- [DATA PROVIDED]:
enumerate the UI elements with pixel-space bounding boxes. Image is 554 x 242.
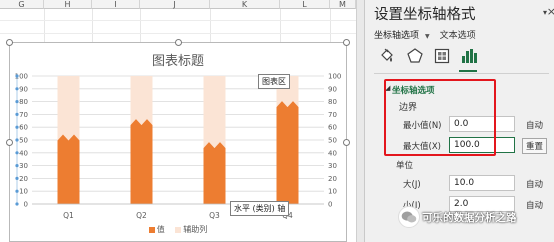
grid-divider [0,20,364,21]
x-category-label: Q3 [209,211,220,220]
bar-value-q1 [57,134,80,204]
column-header-g[interactable]: G [0,0,44,9]
effects-pentagon-icon[interactable] [406,47,424,65]
y-tick-label-right: 60 [328,124,337,132]
y-tick-label-left: 50 [19,137,28,145]
highlight-annotation-box [384,79,496,156]
axis-options-bar-icon[interactable] [460,47,478,65]
chart-resize-handle-left[interactable] [6,139,13,146]
legend-item-helper[interactable]: 辅助列 [175,224,207,235]
watermark-text: 可乐的数据分析之路 [422,212,517,224]
chart-resize-handle-right[interactable] [343,139,350,146]
legend-label-helper: 辅助列 [183,225,208,234]
column-header-i[interactable]: I [92,0,140,9]
fill-line-icon[interactable] [378,47,396,65]
x-category-label: Q2 [136,211,147,220]
major-unit-input[interactable]: 10.0 [449,175,515,191]
y-tick-label-left: 60 [19,124,28,132]
y-tick-label-left: 30 [19,162,28,170]
y-tick-label-left: 20 [19,175,28,183]
legend-swatch-helper [175,226,182,233]
chart-resize-handle-tr[interactable] [343,39,350,46]
pane-divider [374,73,549,74]
watermark: 可乐的数据分析之路 [398,206,548,230]
y-tick-label-left: 40 [19,149,28,157]
column-header-l[interactable]: L [280,0,330,9]
bar-value-q2 [130,119,153,204]
horizontal-axis-tooltip: 水平 (类别) 轴 [230,201,290,216]
y-tick-label-right: 50 [328,137,337,145]
wechat-logo-icon [398,206,420,228]
tab-text-options[interactable]: 文本选项 [440,31,476,41]
y-tick-label-right: 40 [328,149,337,157]
tab-axis-options[interactable]: 坐标轴选项 [374,31,419,41]
sheet-scroll-edge [356,0,364,242]
y-tick-label-left: 0 [24,201,28,209]
column-header-m[interactable]: M [330,0,356,9]
y-tick-label-right: 90 [328,85,337,93]
y-tick-label-right: 80 [328,98,337,106]
y-tick-label-right: 70 [328,111,337,119]
y-tick-label-left: 80 [19,98,28,106]
y-tick-label-right: 20 [328,175,337,183]
size-properties-icon[interactable] [433,47,451,65]
pane-tabs: 坐标轴选项 ▼ 文本选项 [374,28,476,41]
chart-legend[interactable]: 值 辅助列 [10,224,346,235]
y-tick-label-left: 10 [19,188,28,196]
maximum-reset-button[interactable]: 重置 [522,138,548,154]
y-tick-label-right: 10 [328,188,337,196]
legend-label-value: 值 [156,225,165,234]
chart-title[interactable]: 图表标题 [10,50,346,69]
chart-area[interactable]: 0 0 10 10 20 20 30 30 40 40 50 50 60 60 70 70 80 80 90 90 10… [6,39,350,242]
y-tick-label-right: 100 [328,73,341,81]
units-label: 单位 [396,161,414,171]
major-unit-label: 大(J) [403,180,421,190]
legend-item-value[interactable]: 值 [148,224,165,235]
column-header-h[interactable]: H [44,0,92,9]
pane-title: 设置坐标轴格式 [374,7,476,23]
y-tick-label-right: 30 [328,162,337,170]
chart-plot-svg: 0 0 10 10 20 20 30 30 40 40 50 50 60 60 70 70 80 80 90 90 10… [15,73,342,221]
y-tick-label-right: 0 [328,201,332,209]
column-header-k[interactable]: K [210,0,280,9]
chart-resize-handle-top[interactable] [175,39,182,46]
column-header-j[interactable]: J [140,0,210,9]
close-icon[interactable]: × [547,5,554,18]
y-tick-label-left: 90 [19,85,28,93]
major-auto-button[interactable]: 自动 [526,178,543,190]
chevron-down-icon[interactable]: ▼ [425,33,430,40]
x-category-label: Q1 [63,211,74,220]
y-tick-label-left: 70 [19,111,28,119]
legend-swatch-value [148,226,155,233]
bar-value-q4 [276,101,299,204]
chart-area-tooltip: 图表区 [258,74,290,89]
bar-value-q3 [203,142,226,204]
active-icon-indicator [459,70,477,72]
chart-resize-handle-tl[interactable] [6,39,13,46]
grid-divider [0,33,364,34]
minimum-auto-button[interactable]: 自动 [526,119,543,131]
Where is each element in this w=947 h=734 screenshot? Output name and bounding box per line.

- [REQUIREMENTS]: Render every line of the data above as a numbered list, omitting blank lines and leaving out the pictures.

- [ANSWER IN FULL]:
1. enumerate the UI elements with pixel-space bounding boxes. Image is 554 x 242.
2. grid-divider [0,20,364,21]
3. x-category-label: Q3 [209,211,220,220]
4. bar-value-q1 [57,134,80,204]
5. column-header-g[interactable]: G [0,0,44,9]
6. effects-pentagon-icon[interactable] [406,47,424,65]
7. y-tick-label-right: 60 [328,124,337,132]
8. y-tick-label-left: 50 [19,137,28,145]
9. highlight-annotation-box [384,79,496,156]
10. axis-options-bar-icon[interactable] [460,47,478,65]
11. chart-resize-handle-left[interactable] [6,139,13,146]
12. legend-item-helper[interactable]: 辅助列 [175,224,207,235]
13. watermark-text: 可乐的数据分析之路 [422,212,517,224]
14. chart-resize-handle-right[interactable] [343,139,350,146]
15. legend-label-helper: 辅助列 [183,225,208,234]
16. column-header-i[interactable]: I [92,0,140,9]
17. fill-line-icon[interactable] [378,47,396,65]
18. x-category-label: Q2 [136,211,147,220]
19. major-unit-input[interactable]: 10.0 [449,175,515,191]
20. y-tick-label-left: 60 [19,124,28,132]
21. y-tick-label-left: 30 [19,162,28,170]
22. y-tick-label-left: 20 [19,175,28,183]
23. legend-swatch-helper [175,226,182,233]
24. chart-resize-handle-tr[interactable] [343,39,350,46]
25. pane-divider [374,73,549,74]
26. watermark: 可乐的数据分析之路 [398,206,548,230]
27. y-tick-label-left: 40 [19,149,28,157]
28. column-header-l[interactable]: L [280,0,330,9]
29. bar-value-q2 [130,119,153,204]
30. horizontal-axis-tooltip: 水平 (类别) 轴 [230,201,290,216]
31. y-tick-label-right: 50 [328,137,337,145]
32. wechat-logo-icon [398,206,420,228]
33. tab-text-options[interactable]: 文本选项 [440,31,476,41]
34. y-tick-label-right: 40 [328,149,337,157]
35. tab-axis-options[interactable]: 坐标轴选项 [374,31,419,41]
36. sheet-scroll-edge [356,0,364,242]
37. y-tick-label-left: 0 [24,201,28,209]
38. column-header-m[interactable]: M [330,0,356,9]
39. y-tick-label-right: 90 [328,85,337,93]
40. y-tick-label-right: 80 [328,98,337,106]
41. y-tick-label-right: 70 [328,111,337,119]
42. y-tick-label-left: 80 [19,98,28,106]
43. y-tick-label-right: 20 [328,175,337,183]
44. size-properties-icon[interactable] [433,47,451,65]
45. pane-tabs: 坐标轴选项 ▼ 文本选项 [374,28,476,41]
46. chart-legend[interactable]: 值 辅助列 [10,224,346,235]
47. y-tick-label-left: 10 [19,188,28,196]
48. maximum-reset-button[interactable]: 重置 [522,138,548,154]
49. y-tick-label-right: 10 [328,188,337,196]
50. legend-label-value: 值 [156,225,165,234]
51. chart-title[interactable]: 图表标题 [10,50,346,69]
52. chart-area[interactable]: 0 0 10 10 20 20 30 30 40 40 50 50 60 60 70 70 80 80 90 90 10… [6,39,350,242]
53. y-tick-label-right: 100 [328,73,341,81]
54. units-label: 单位 [396,161,414,171]
55. major-unit-label: 大(J) [403,180,421,190]
56. legend-item-value[interactable]: 值 [148,224,165,235]
57. column-header-h[interactable]: H [44,0,92,9]
58. pane-title: 设置坐标轴格式 [374,7,476,23]
59. y-tick-label-right: 30 [328,162,337,170]
60. chart-plot-svg: 0 0 10 10 20 20 30 30 40 40 50 50 60 60 70 70 80 80 90 90 10… [15,73,342,221]
61. y-tick-label-right: 0 [328,201,332,209]
62. column-header-k[interactable]: K [210,0,280,9]
63. chart-resize-handle-top[interactable] [175,39,182,46]
64. column-header-j[interactable]: J [140,0,210,9]
65. close-icon[interactable]: × [547,5,554,18]
66. y-tick-label-left: 90 [19,85,28,93]
67. major-auto-button[interactable]: 自动 [526,178,543,190]
68. chevron-down-icon[interactable]: ▼ [425,33,430,40]
69. x-category-label: Q1 [63,211,74,220]
70. y-tick-label-left: 70 [19,111,28,119]
71. legend-swatch-value [148,226,155,233]
72. bar-value-q4 [276,101,299,204]
73. chart-area-tooltip: 图表区 [258,74,290,89]
74. bar-value-q3 [203,142,226,204]
75. active-icon-indicator [459,70,477,72]
76. chart-resize-handle-tl[interactable] [6,39,13,46]
77. grid-divider [0,33,364,34]
78. minimum-auto-button[interactable]: 自动 [526,119,543,131]
79. Where is each element in this w=947 h=734 screenshot? Output name and bounding box per line.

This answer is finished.